Write out exactly, with no other output, the lines below from the one that contains "Give me a plain-text" through the end.

- [ENTRIES]:
..........
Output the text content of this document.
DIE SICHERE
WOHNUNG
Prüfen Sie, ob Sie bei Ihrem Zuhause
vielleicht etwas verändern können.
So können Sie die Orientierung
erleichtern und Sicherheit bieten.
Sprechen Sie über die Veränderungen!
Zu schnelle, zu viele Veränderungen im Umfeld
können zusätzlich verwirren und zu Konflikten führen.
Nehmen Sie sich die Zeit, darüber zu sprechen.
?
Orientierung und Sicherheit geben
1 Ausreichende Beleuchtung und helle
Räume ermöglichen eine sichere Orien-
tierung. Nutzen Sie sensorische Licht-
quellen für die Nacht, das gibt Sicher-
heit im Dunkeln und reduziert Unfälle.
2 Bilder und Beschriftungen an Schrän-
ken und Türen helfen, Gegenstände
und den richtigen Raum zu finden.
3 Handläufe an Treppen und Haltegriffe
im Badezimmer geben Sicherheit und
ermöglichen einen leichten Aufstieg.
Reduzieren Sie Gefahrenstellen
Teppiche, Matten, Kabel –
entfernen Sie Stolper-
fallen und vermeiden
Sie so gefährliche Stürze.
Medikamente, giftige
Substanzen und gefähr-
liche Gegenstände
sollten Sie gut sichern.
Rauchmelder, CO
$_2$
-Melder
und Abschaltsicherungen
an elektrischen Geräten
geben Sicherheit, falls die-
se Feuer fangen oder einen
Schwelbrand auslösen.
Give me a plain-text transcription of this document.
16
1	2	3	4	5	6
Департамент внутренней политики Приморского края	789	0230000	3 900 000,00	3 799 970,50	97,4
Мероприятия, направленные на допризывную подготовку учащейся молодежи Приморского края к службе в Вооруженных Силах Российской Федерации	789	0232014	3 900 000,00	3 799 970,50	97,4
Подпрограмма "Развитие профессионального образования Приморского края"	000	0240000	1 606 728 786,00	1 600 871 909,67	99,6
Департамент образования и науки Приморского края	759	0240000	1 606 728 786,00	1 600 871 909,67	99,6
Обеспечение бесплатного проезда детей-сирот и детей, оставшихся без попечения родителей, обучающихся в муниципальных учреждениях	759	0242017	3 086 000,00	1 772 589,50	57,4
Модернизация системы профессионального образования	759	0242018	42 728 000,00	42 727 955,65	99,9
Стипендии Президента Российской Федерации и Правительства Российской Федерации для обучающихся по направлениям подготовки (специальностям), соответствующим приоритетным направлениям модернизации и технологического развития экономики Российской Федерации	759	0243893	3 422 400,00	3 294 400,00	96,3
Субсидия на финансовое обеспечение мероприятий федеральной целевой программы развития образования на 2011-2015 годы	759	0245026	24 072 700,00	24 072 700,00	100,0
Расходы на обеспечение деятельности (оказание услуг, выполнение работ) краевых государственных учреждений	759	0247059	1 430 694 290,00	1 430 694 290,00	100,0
..........
- [TASK OUTPUT]:
Give me a plain-text transcription of this document.
16
1	2	3	4	5	6
Департамент внутренней политики Приморского края	789	0230000	3 900 000,00	3 799 970,50	97,4
Мероприятия, направленные на допризывную подготовку учащейся молодежи Приморского края к службе в Вооруженных Силах Российской Федерации	789	0232014	3 900 000,00	3 799 970,50	97,4
Подпрограмма "Развитие профессионального образования Приморского края"	000	0240000	1 606 728 786,00	1 600 871 909,67	99,6
Департамент образования и науки Приморского края	759	0240000	1 606 728 786,00	1 600 871 909,67	99,6
Обеспечение бесплатного проезда детей-сирот и детей, оставшихся без попечения родителей, обучающихся в муниципальных учреждениях	759	0242017	3 086 000,00	1 772 589,50	57,4
Модернизация системы профессионального образования	759	0242018	42 728 000,00	42 727 955,65	99,9
Стипендии Президента Российской Федерации и Правительства Российской Федерации для обучающихся по направлениям подготовки (специальностям), соответствующим приоритетным направлениям модернизации и технологического развития экономики Российской Федерации	759	0243893	3 422 400,00	3 294 400,00	96,3
Субсидия на финансовое обеспечение мероприятий федеральной целевой программы развития образования на 2011-2015 годы	759	0245026	24 072 700,00	24 072 700,00	100,0
Расходы на обеспечение деятельности (оказание услуг, выполнение работ) краевых государственных учреждений	759	0247059	1 430 694 290,00	1 430 694 290,00	100,0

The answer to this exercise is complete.